---------- Given data

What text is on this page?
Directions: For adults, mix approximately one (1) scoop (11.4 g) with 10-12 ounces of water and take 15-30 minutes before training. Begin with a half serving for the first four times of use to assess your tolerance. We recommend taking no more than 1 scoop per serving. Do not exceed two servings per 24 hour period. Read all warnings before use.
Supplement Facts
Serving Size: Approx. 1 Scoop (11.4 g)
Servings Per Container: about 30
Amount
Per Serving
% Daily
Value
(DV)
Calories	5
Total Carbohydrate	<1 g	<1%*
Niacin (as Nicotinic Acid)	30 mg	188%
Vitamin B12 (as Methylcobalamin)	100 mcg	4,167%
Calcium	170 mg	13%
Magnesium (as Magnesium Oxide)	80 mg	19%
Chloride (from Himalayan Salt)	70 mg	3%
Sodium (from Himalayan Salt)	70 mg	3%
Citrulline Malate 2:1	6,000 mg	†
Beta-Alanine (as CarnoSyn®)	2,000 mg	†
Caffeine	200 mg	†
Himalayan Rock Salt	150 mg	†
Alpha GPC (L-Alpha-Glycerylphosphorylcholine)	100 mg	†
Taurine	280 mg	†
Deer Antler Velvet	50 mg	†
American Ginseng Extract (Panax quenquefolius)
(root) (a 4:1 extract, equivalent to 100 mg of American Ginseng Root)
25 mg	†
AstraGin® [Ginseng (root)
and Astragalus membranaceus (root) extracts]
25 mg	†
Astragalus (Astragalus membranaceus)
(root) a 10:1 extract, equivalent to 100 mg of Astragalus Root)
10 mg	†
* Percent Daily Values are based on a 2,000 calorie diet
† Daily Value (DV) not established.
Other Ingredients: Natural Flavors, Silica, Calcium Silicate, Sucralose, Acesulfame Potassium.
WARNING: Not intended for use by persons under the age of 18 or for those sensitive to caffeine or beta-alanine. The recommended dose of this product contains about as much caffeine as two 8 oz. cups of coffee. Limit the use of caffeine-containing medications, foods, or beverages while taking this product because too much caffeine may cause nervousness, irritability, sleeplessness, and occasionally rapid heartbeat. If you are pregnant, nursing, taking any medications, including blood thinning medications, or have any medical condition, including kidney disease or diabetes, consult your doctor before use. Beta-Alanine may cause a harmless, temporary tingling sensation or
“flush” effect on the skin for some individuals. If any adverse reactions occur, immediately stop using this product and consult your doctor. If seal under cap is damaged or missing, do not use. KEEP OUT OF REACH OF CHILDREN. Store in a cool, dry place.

--------------------
---------- Given data

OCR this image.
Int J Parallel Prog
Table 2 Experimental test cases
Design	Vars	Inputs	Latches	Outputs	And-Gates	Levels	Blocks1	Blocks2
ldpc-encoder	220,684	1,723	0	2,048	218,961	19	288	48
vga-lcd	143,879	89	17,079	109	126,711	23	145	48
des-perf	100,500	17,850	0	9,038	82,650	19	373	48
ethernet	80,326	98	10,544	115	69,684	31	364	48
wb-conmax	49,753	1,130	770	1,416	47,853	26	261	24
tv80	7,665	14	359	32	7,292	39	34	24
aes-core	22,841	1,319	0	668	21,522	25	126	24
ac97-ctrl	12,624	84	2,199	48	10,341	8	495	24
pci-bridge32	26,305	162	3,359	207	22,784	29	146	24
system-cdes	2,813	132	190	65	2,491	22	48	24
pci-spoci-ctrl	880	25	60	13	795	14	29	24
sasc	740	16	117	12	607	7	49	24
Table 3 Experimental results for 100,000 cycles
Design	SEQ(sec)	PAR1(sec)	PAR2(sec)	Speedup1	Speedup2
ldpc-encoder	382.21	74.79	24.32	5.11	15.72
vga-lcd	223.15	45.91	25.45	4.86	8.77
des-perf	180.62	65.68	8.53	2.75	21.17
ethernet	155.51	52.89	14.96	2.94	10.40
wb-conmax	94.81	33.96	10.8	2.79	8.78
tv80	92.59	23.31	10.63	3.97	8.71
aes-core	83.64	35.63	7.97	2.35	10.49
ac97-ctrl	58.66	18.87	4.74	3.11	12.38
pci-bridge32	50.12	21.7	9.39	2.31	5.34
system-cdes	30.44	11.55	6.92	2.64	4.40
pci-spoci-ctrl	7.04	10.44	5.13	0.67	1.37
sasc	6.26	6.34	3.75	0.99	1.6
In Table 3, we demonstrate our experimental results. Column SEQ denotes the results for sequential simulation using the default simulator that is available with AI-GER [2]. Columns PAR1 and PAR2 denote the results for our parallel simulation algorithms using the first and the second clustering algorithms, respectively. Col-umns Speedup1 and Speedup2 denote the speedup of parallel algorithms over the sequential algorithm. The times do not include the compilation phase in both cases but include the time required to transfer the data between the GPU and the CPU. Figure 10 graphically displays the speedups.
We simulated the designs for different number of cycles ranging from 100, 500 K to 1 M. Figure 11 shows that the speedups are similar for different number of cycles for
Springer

--------------------
---------- Given data

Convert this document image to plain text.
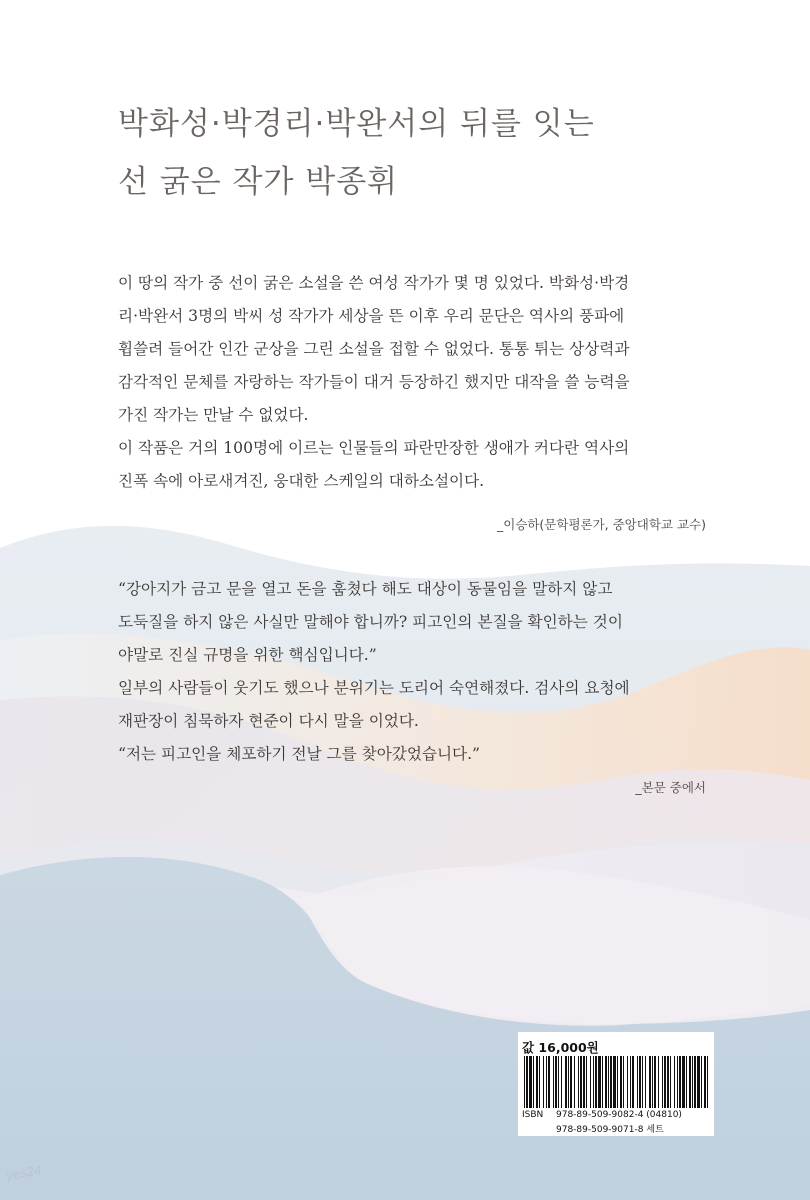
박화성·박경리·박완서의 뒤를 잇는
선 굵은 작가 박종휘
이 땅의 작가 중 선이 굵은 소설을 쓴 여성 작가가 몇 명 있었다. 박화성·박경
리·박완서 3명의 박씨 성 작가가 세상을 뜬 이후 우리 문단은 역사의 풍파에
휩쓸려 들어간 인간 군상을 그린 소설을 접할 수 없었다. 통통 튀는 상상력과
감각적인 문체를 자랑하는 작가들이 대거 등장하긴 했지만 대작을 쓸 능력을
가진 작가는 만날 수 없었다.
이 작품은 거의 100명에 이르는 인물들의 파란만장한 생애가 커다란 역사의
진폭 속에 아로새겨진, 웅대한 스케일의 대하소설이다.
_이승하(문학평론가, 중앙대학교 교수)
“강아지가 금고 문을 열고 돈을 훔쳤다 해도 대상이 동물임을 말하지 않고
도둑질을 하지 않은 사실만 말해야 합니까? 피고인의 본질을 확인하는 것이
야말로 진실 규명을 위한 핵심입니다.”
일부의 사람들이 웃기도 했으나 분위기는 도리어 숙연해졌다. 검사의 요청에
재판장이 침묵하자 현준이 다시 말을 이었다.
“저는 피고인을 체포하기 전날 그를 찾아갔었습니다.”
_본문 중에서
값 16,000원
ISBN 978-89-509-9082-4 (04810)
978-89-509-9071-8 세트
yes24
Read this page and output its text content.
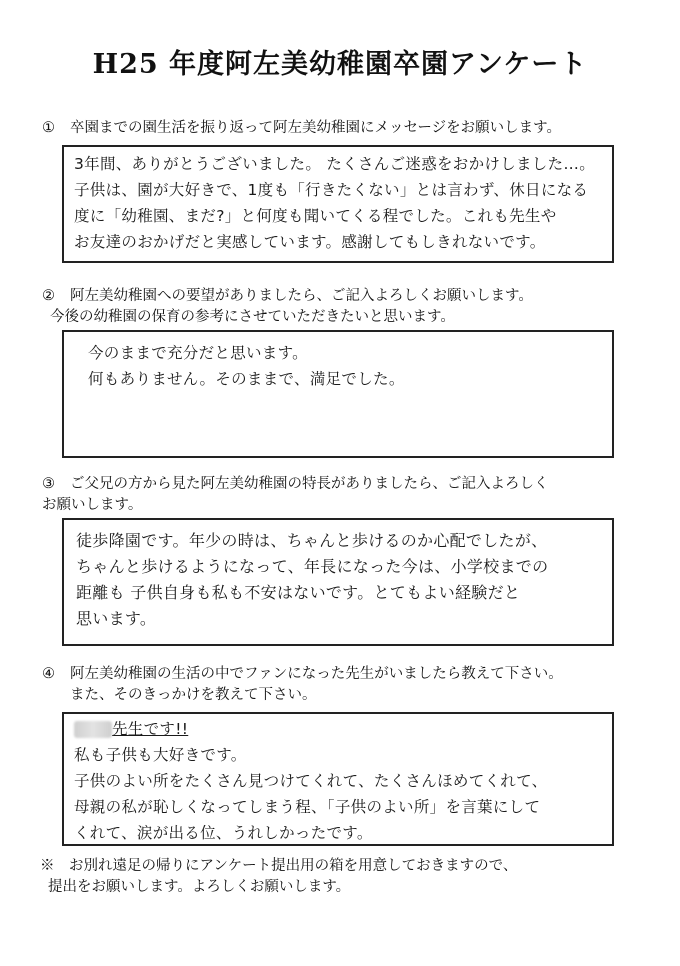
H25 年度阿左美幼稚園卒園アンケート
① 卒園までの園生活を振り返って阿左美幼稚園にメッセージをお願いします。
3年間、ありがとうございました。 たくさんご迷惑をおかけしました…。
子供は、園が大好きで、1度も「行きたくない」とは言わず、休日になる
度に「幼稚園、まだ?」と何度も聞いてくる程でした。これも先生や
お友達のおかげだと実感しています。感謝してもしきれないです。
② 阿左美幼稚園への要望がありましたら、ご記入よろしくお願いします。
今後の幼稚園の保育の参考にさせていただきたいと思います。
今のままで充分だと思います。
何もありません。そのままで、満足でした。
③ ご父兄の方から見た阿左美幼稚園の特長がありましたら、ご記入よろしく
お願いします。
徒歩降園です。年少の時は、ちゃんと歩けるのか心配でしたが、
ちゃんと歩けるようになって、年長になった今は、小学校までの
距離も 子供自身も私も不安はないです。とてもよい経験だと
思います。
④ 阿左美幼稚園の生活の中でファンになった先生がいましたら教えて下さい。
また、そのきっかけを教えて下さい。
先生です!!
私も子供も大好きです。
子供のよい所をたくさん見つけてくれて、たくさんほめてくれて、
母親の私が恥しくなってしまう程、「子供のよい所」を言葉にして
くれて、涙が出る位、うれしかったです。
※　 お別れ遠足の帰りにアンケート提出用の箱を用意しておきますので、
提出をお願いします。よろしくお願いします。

--------------------

## Aim of the exercise
Check every line of the entries above for the word "perf" and report how many lines contain it, giving the number only.

## Solution
2